[Data records]
┌────────
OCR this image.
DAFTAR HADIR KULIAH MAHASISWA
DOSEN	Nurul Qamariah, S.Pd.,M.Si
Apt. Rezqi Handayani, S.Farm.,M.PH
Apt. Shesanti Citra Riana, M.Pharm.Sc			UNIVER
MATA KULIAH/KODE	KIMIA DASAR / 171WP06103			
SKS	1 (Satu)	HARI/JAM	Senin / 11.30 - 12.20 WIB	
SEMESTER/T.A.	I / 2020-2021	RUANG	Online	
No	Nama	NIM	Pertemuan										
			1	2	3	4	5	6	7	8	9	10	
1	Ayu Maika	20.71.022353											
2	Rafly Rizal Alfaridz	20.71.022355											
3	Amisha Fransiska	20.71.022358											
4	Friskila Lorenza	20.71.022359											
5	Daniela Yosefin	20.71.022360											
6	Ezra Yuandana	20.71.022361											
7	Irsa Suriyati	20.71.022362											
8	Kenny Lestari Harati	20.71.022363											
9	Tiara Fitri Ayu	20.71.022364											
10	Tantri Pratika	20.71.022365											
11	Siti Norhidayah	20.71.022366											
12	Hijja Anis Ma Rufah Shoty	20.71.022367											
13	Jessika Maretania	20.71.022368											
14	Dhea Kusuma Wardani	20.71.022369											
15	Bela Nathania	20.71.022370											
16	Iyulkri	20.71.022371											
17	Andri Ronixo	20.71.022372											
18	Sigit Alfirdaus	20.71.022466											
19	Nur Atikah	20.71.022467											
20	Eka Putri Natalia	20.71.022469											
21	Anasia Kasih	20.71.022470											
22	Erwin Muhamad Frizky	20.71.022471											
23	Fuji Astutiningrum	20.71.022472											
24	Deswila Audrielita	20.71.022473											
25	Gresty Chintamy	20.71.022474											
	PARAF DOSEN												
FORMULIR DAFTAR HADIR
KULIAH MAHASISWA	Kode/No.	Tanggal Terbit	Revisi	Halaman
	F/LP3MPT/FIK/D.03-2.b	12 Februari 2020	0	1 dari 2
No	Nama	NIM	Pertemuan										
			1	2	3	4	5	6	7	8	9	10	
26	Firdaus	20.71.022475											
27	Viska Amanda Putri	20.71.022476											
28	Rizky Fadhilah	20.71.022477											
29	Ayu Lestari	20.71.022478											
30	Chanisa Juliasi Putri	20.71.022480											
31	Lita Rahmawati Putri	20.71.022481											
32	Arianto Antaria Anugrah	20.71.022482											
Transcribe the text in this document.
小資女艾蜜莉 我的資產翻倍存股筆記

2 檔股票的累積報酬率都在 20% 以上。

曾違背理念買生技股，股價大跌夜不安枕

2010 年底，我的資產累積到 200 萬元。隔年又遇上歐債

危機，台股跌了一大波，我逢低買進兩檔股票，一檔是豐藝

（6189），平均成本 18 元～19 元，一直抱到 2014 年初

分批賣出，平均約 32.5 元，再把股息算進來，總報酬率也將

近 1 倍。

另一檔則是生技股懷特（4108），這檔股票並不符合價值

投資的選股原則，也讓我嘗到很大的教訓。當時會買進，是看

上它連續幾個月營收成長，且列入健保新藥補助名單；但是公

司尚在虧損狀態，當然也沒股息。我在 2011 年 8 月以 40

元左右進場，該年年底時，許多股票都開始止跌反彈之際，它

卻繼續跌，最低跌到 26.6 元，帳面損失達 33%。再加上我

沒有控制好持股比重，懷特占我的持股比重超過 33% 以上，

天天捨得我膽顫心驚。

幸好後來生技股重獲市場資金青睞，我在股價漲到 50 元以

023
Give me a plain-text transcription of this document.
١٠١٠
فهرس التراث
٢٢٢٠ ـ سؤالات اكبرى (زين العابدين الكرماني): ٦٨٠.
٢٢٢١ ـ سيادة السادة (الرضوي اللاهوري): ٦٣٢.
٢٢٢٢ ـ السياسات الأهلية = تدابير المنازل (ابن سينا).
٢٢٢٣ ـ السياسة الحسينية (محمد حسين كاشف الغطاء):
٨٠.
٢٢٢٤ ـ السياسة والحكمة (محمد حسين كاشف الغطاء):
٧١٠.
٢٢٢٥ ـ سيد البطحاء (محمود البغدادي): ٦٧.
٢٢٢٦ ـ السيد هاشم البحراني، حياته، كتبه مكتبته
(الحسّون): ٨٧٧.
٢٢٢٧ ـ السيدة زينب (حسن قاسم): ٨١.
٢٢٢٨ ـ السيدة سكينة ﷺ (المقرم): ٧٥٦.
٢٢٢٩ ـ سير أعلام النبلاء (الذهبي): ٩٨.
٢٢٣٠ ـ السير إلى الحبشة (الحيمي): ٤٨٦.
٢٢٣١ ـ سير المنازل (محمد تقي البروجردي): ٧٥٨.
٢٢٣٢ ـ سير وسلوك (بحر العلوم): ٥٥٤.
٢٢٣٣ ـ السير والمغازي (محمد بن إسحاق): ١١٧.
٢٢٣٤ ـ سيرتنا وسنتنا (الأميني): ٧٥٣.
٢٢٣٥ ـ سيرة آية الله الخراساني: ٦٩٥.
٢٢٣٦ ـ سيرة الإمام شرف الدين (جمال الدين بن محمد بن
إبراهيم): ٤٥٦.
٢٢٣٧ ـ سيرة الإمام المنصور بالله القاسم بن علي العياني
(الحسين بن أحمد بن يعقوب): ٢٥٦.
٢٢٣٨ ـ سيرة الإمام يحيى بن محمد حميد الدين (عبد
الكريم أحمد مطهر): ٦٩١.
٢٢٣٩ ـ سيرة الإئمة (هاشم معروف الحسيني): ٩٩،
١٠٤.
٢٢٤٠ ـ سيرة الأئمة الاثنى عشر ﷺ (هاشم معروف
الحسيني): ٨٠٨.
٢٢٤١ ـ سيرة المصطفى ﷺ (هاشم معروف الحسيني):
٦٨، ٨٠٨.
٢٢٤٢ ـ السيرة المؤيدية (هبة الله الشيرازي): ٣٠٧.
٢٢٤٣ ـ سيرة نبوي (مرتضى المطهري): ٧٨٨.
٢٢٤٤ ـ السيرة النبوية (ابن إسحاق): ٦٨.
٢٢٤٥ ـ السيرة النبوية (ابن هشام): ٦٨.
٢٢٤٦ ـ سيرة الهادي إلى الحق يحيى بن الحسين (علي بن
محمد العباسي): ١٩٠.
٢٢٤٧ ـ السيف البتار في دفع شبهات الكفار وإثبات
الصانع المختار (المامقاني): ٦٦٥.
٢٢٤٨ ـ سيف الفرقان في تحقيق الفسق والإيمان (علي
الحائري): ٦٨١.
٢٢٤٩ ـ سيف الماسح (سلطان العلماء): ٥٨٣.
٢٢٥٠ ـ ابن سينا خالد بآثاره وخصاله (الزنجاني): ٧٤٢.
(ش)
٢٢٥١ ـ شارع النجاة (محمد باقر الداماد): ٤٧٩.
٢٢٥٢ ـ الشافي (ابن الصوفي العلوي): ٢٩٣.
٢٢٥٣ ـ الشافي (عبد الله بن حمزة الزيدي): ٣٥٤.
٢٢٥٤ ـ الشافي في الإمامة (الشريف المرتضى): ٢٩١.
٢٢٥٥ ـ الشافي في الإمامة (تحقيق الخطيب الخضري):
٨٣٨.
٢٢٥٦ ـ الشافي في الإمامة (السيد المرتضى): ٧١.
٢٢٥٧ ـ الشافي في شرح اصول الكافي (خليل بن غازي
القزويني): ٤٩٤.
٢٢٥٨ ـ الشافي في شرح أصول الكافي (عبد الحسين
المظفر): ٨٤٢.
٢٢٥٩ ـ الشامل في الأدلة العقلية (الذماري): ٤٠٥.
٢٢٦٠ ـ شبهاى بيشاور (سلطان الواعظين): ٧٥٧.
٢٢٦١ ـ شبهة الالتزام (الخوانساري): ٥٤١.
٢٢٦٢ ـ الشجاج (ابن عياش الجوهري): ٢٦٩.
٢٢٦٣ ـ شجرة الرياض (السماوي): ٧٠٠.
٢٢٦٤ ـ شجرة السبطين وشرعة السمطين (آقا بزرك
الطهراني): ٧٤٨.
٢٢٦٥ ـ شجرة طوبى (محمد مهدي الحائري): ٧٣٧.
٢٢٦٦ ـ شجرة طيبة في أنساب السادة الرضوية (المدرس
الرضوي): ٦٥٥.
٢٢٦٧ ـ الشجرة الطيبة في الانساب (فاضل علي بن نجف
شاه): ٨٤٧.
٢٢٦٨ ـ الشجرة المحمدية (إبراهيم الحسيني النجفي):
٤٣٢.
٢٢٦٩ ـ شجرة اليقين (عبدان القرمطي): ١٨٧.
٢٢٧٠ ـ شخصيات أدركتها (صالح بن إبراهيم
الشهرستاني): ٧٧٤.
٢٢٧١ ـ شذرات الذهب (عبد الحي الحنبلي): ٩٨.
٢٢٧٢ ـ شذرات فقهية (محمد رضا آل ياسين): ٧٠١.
└────────
Written problem: In the entries above, find each line with the string "المرتضى" and copy it.

Result of the task:
٢٢٥٤ ـ الشافي في الإمامة (الشريف المرتضى): ٢٩١.
٢٢٥٦ ـ الشافي في الإمامة (السيد المرتضى): ٧١.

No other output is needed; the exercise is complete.